## Extract to read

Unlike bacteria, viruses replicate inside host cells intermingling their genetic essence with that of the host. For this reason, it is extremely hard to find agents capable of eliminating the virus without injuring the host cells.

The first antiviral drug Idoxuridine, originated around the late 1950s as a spin-off of cancer research and later found to be a satisfactory cure for herpesvirus infection in eyes and skin. Because of its high toxicity, the drug was prescribed only for topical application. After experience with Idoxuridine; pharmaceutical chemists were of the opinion safe injectable or oral antiviral agents would be an exceptionality. The situation changed when two biochemists Gertrude Elion and George Hitching, initiated a targeted drug design instead of trial and error experimentation. Their work paved the way for synthesis of the potent antiviral drug acyclovir – a safe antiviral used for treatment of herpes, singles and chicken pox. Both received the Physiology Nobel Prize 1988 for work done during the decade, beginning 1945.

## Stored items
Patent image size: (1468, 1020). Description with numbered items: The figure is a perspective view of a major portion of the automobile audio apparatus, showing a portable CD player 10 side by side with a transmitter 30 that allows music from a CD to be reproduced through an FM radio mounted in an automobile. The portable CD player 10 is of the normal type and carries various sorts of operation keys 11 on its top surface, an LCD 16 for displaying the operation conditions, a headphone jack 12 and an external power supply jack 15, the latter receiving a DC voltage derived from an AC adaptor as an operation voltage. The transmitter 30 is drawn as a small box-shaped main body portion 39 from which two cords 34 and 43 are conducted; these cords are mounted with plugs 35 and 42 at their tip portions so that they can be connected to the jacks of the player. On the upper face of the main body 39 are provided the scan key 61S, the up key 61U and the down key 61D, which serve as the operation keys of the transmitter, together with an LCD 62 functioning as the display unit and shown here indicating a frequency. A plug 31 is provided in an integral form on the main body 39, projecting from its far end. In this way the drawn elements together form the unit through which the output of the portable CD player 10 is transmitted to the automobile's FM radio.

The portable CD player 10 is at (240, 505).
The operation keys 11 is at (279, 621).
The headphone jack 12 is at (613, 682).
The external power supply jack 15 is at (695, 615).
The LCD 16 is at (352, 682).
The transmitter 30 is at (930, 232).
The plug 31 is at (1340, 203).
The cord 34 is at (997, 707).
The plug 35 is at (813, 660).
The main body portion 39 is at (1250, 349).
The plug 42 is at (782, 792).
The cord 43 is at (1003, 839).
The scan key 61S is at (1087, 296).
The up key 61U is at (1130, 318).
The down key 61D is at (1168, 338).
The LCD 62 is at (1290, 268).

## Exercise instructions
From the passage on antiviral drugs, pull out word for word the section that starts at "Unlike bacteria, viruses" and ends after "the host cells.". You won't need the stored items for this.

## Exercise response
Unlike bacteria, viruses replicate inside host cells intermingling their genetic essence with that of the host. For this reason, it is extremely hard to find agents capable of eliminating the virus without injuring the host cells.